▶ **Exercise objective**
Write every entry out again exactly, please, and skip the pictures.

▶ **Exercise data**
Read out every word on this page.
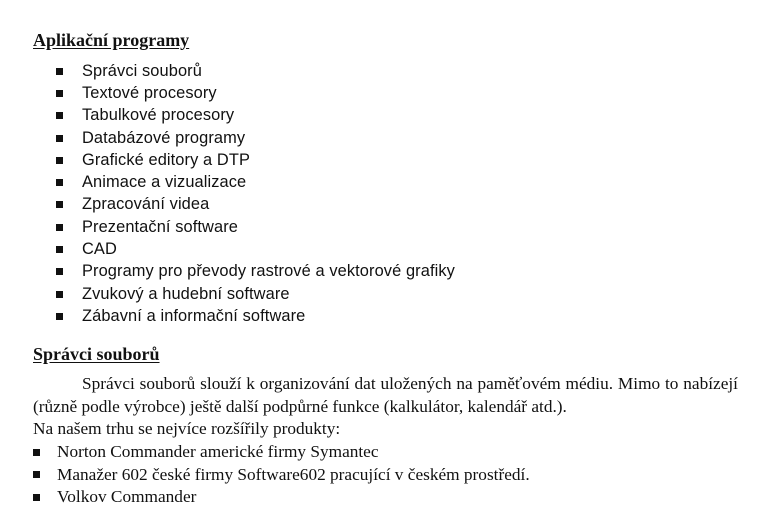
Aplikační programy
Správci souborů
Textové procesory
Tabulkové procesory
Databázové programy
Grafické editory a DTP
Animace a vizualizace
Zpracování videa
Prezentační software
CAD
Programy pro převody rastrové a vektorové grafiky
Zvukový a hudební software
Zábavní a informační software
Správci souborů

Správci souborů slouží k organizování dat uložených na paměťovém médiu. Mimo to nabízejí (různě podle výrobce) ještě další podpůrné funkce (kalkulátor, kalendář atd.).

Na našem trhu se nejvíce rozšířily produkty:

Norton Commander americké firmy Symantec
Manažer 602 české firmy Software602 pracující v českém prostředí.
Volkov Commander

▶ **Answer**
Read out every word on this page.
Aplikační programy
Správci souborů
Textové procesory
Tabulkové procesory
Databázové programy
Grafické editory a DTP
Animace a vizualizace
Zpracování videa
Prezentační software
CAD
Programy pro převody rastrové a vektorové grafiky
Zvukový a hudební software
Zábavní a informační software
Správci souborů

Správci souborů slouží k organizování dat uložených na paměťovém médiu. Mimo to nabízejí (různě podle výrobce) ještě další podpůrné funkce (kalkulátor, kalendář atd.).

Na našem trhu se nejvíce rozšířily produkty:

Norton Commander americké firmy Symantec
Manažer 602 české firmy Software602 pracující v českém prostředí.
Volkov Commander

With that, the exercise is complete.